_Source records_
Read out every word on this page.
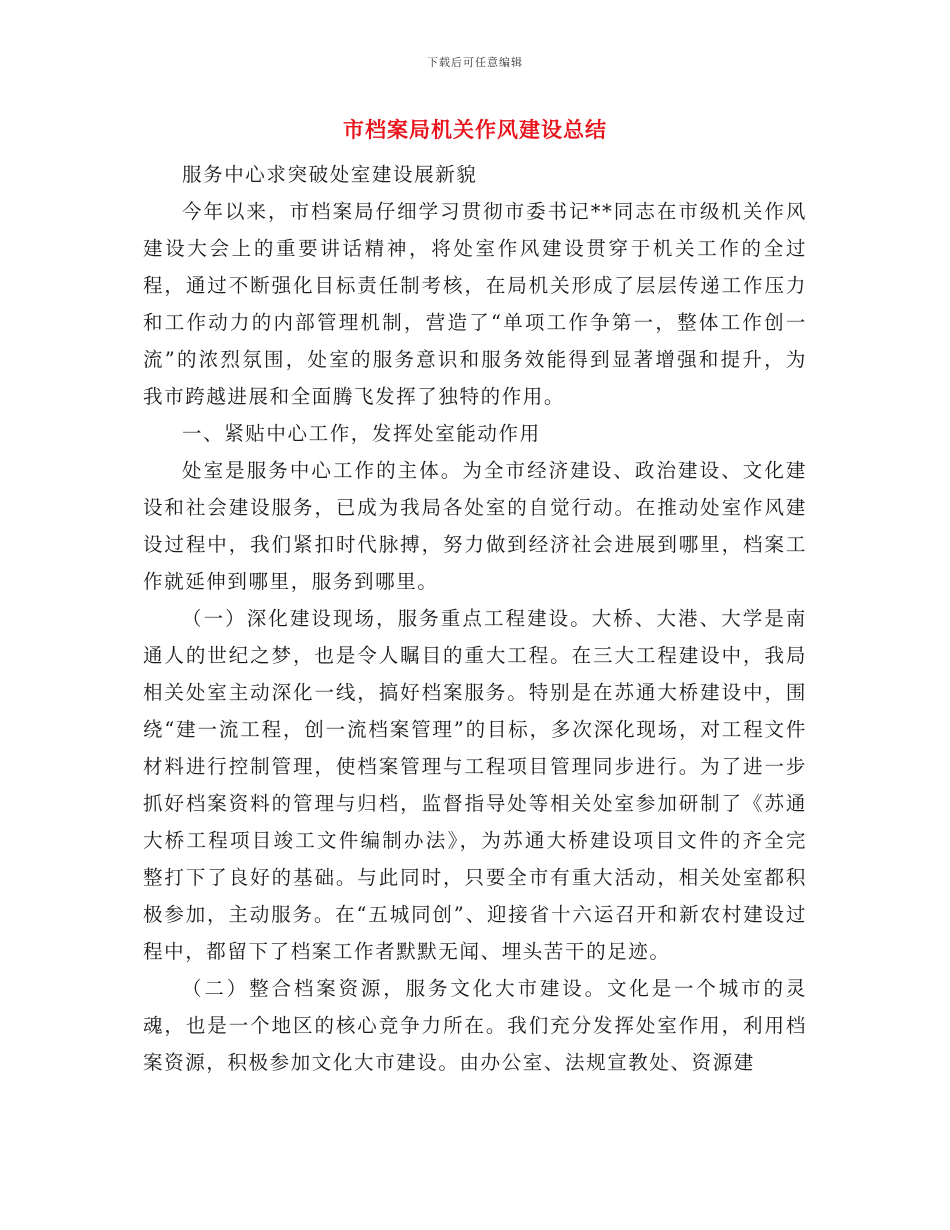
下载后可任意编辑
市档案局机关作风建设总结

服务中心求突破处室建设展新貌

今年以来，市档案局仔细学习贯彻市委书记**同志在市级机关作风建设大会上的重要讲话精神，将处室作风建设贯穿于机关工作的全过程，通过不断强化目标责任制考核，在局机关形成了层层传递工作压力和工作动力的内部管理机制，营造了“单项工作争第一，整体工作创一流”的浓烈氛围，处室的服务意识和服务效能得到显著增强和提升，为我市跨越进展和全面腾飞发挥了独特的作用。

一、紧贴中心工作，发挥处室能动作用

处室是服务中心工作的主体。为全市经济建设、政治建设、文化建设和社会建设服务，已成为我局各处室的自觉行动。在推动处室作风建设过程中，我们紧扣时代脉搏，努力做到经济社会进展到哪里，档案工作就延伸到哪里，服务到哪里。

（一）深化建设现场，服务重点工程建设。大桥、大港、大学是南通人的世纪之梦，也是令人瞩目的重大工程。在三大工程建设中，我局相关处室主动深化一线，搞好档案服务。特别是在苏通大桥建设中，围绕“建一流工程，创一流档案管理”的目标，多次深化现场，对工程文件材料进行控制管理，使档案管理与工程项目管理同步进行。为了进一步抓好档案资料的管理与归档，监督指导处等相关处室参加研制了《苏通大桥工程项目竣工文件编制办法》，为苏通大桥建设项目文件的齐全完整打下了良好的基础。与此同时，只要全市有重大活动，相关处室都积极参加，主动服务。在“五城同创”、迎接省十六运召开和新农村建设过程中，都留下了档案工作者默默无闻、埋头苦干的足迹。

（二）整合档案资源，服务文化大市建设。文化是一个城市的灵魂，也是一个地区的核心竞争力所在。我们充分发挥处室作用，利用档案资源，积极参加文化大市建设。由办公室、法规宣教处、资源建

_Task description_
Return the records exactly. Don't carry the pictures over.

_The result_
Read out every word on this page.
下载后可任意编辑
市档案局机关作风建设总结

服务中心求突破处室建设展新貌

今年以来，市档案局仔细学习贯彻市委书记**同志在市级机关作风建设大会上的重要讲话精神，将处室作风建设贯穿于机关工作的全过程，通过不断强化目标责任制考核，在局机关形成了层层传递工作压力和工作动力的内部管理机制，营造了“单项工作争第一，整体工作创一流”的浓烈氛围，处室的服务意识和服务效能得到显著增强和提升，为我市跨越进展和全面腾飞发挥了独特的作用。

一、紧贴中心工作，发挥处室能动作用

处室是服务中心工作的主体。为全市经济建设、政治建设、文化建设和社会建设服务，已成为我局各处室的自觉行动。在推动处室作风建设过程中，我们紧扣时代脉搏，努力做到经济社会进展到哪里，档案工作就延伸到哪里，服务到哪里。

（一）深化建设现场，服务重点工程建设。大桥、大港、大学是南通人的世纪之梦，也是令人瞩目的重大工程。在三大工程建设中，我局相关处室主动深化一线，搞好档案服务。特别是在苏通大桥建设中，围绕“建一流工程，创一流档案管理”的目标，多次深化现场，对工程文件材料进行控制管理，使档案管理与工程项目管理同步进行。为了进一步抓好档案资料的管理与归档，监督指导处等相关处室参加研制了《苏通大桥工程项目竣工文件编制办法》，为苏通大桥建设项目文件的齐全完整打下了良好的基础。与此同时，只要全市有重大活动，相关处室都积极参加，主动服务。在“五城同创”、迎接省十六运召开和新农村建设过程中，都留下了档案工作者默默无闻、埋头苦干的足迹。

（二）整合档案资源，服务文化大市建设。文化是一个城市的灵魂，也是一个地区的核心竞争力所在。我们充分发挥处室作用，利用档案资源，积极参加文化大市建设。由办公室、法规宣教处、资源建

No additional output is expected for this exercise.